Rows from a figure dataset
## BEGIN

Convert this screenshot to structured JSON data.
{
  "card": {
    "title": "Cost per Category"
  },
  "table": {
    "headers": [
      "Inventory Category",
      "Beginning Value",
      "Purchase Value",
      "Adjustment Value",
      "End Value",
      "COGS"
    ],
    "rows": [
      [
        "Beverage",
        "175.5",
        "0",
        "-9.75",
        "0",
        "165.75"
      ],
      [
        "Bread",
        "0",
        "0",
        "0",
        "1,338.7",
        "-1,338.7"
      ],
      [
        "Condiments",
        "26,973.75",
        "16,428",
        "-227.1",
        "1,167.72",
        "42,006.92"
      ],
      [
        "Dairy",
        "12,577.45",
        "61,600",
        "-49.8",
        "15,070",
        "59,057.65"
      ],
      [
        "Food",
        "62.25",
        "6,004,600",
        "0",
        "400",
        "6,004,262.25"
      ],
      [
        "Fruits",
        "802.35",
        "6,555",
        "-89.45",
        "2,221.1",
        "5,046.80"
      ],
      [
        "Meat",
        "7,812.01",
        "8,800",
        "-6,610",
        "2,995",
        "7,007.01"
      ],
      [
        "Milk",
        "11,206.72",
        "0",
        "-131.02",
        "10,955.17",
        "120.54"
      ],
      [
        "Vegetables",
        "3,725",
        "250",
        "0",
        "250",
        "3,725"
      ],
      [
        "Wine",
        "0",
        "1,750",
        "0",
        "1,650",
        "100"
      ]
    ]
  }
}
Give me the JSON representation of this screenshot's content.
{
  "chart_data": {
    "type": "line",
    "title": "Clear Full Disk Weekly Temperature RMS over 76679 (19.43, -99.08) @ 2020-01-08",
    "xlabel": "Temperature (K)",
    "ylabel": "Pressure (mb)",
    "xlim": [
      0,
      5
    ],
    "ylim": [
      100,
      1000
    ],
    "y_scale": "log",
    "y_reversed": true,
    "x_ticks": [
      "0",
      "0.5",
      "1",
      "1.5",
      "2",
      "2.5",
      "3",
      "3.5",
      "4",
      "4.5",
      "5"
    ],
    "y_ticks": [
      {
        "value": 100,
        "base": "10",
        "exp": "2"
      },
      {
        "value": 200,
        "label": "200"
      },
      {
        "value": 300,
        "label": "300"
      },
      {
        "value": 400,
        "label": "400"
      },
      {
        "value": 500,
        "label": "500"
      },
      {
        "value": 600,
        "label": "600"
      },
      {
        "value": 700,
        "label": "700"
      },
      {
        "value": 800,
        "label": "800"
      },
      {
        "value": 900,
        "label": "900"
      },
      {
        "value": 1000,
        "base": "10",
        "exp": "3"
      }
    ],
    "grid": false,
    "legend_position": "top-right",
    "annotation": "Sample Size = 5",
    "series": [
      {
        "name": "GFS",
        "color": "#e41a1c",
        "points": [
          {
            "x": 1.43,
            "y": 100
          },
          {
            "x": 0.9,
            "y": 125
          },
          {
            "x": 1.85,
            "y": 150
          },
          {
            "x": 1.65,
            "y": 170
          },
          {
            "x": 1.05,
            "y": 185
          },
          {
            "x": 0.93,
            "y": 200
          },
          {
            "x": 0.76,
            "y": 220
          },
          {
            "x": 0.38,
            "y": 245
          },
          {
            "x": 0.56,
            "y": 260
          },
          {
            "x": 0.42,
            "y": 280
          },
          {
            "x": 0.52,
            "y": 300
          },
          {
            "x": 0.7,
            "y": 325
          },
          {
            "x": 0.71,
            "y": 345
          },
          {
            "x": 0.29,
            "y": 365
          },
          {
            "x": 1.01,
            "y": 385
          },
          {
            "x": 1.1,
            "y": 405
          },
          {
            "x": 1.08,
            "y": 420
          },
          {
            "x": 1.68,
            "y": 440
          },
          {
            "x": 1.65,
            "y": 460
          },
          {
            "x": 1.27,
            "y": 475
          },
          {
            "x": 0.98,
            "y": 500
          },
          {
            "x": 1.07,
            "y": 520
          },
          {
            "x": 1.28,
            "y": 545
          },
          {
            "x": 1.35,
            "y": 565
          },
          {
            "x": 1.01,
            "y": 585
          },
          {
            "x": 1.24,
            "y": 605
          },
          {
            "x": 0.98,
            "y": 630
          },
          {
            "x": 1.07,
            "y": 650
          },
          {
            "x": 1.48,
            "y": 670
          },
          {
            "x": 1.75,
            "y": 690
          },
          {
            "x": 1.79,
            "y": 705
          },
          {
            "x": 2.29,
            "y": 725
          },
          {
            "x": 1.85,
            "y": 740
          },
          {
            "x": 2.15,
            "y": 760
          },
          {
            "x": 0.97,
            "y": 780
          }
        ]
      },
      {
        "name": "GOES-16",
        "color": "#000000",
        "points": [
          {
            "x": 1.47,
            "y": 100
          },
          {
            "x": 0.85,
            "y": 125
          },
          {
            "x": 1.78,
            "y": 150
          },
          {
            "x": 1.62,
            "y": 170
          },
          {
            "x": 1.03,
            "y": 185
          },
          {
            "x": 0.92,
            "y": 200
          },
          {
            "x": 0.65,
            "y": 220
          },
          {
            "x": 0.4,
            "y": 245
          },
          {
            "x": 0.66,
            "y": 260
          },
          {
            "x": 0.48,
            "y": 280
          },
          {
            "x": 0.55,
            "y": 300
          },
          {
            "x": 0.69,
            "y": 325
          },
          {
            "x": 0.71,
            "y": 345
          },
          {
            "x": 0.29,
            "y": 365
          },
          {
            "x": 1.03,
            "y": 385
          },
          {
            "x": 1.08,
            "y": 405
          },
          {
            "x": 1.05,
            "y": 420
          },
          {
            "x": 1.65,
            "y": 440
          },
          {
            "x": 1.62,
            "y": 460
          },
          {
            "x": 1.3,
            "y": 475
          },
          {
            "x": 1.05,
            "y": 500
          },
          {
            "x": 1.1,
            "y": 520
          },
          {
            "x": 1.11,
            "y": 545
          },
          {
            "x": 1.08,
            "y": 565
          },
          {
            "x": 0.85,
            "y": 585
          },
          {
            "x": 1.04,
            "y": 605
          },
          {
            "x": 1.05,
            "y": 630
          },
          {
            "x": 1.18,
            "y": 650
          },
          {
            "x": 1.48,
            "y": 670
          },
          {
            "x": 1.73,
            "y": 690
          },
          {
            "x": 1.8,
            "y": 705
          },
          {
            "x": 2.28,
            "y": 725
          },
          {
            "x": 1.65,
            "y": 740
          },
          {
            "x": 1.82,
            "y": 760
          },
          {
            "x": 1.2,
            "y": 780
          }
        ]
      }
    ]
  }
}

## END

#### [Given task]
In the listing above, find each line with the word "Category" and copy it.

#### [Result of the exercise]
    "title": "Cost per Category"
      "Inventory Category",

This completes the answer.